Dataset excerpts
***
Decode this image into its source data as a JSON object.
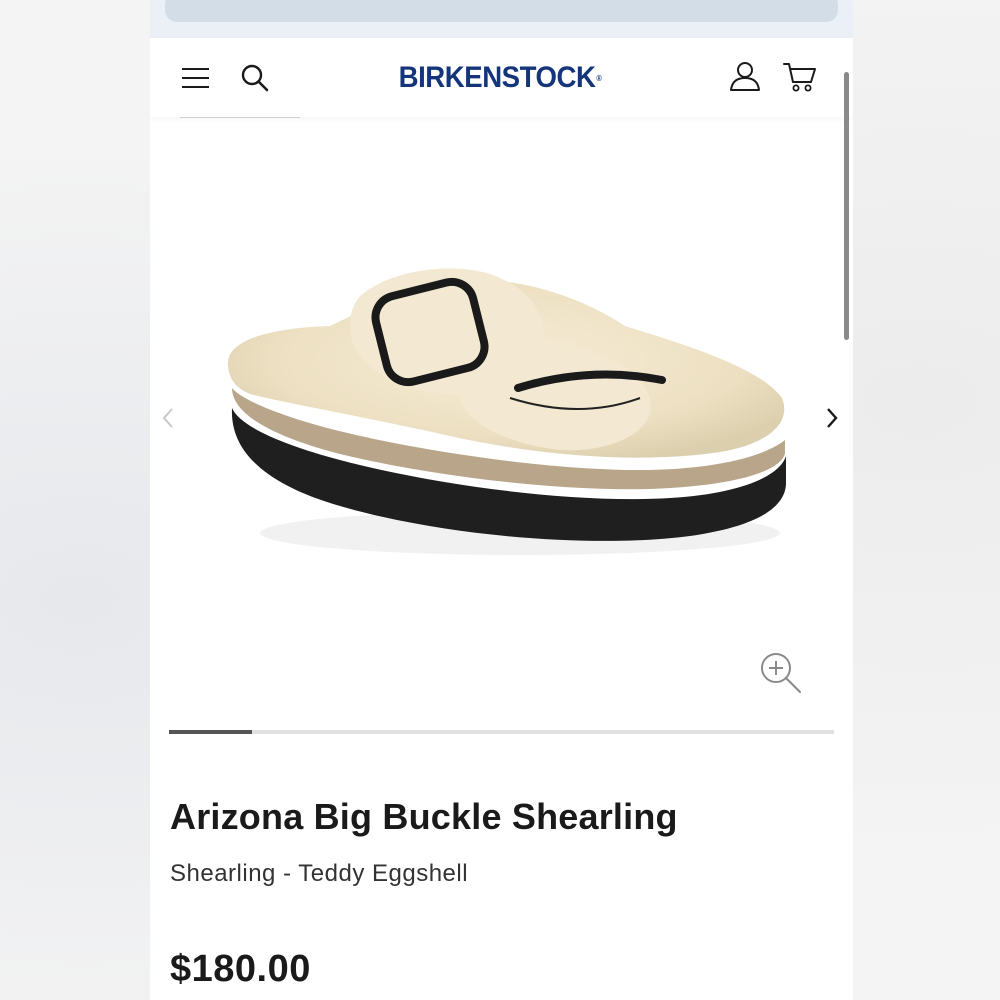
{
  "header": {
    "brand": "BIRKENSTOCK",
    "brand_mark": "®",
    "brand_color": "#14357a",
    "icons": [
      "menu-icon",
      "search-icon",
      "account-icon",
      "cart-icon"
    ]
  },
  "gallery": {
    "image_subject": "shearling-sandal",
    "current_slide_fraction": 0.125,
    "icons": [
      "chevron-left-icon",
      "chevron-right-icon",
      "zoom-in-icon"
    ]
  },
  "product": {
    "title": "Arizona Big Buckle Shearling",
    "variant": "Shearling - Teddy Eggshell",
    "price": "$180.00"
  },
  "colors": {
    "text": "#1a1a1a",
    "progress_fill": "#555555",
    "progress_track": "#e1e1e1",
    "urlbar": "#d3dde8"
  }
}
***
[What is being asked] Pull out every line in the material above where "chevron" occurs.

[Exercise answer]
      "chevron-left-icon",
      "chevron-right-icon",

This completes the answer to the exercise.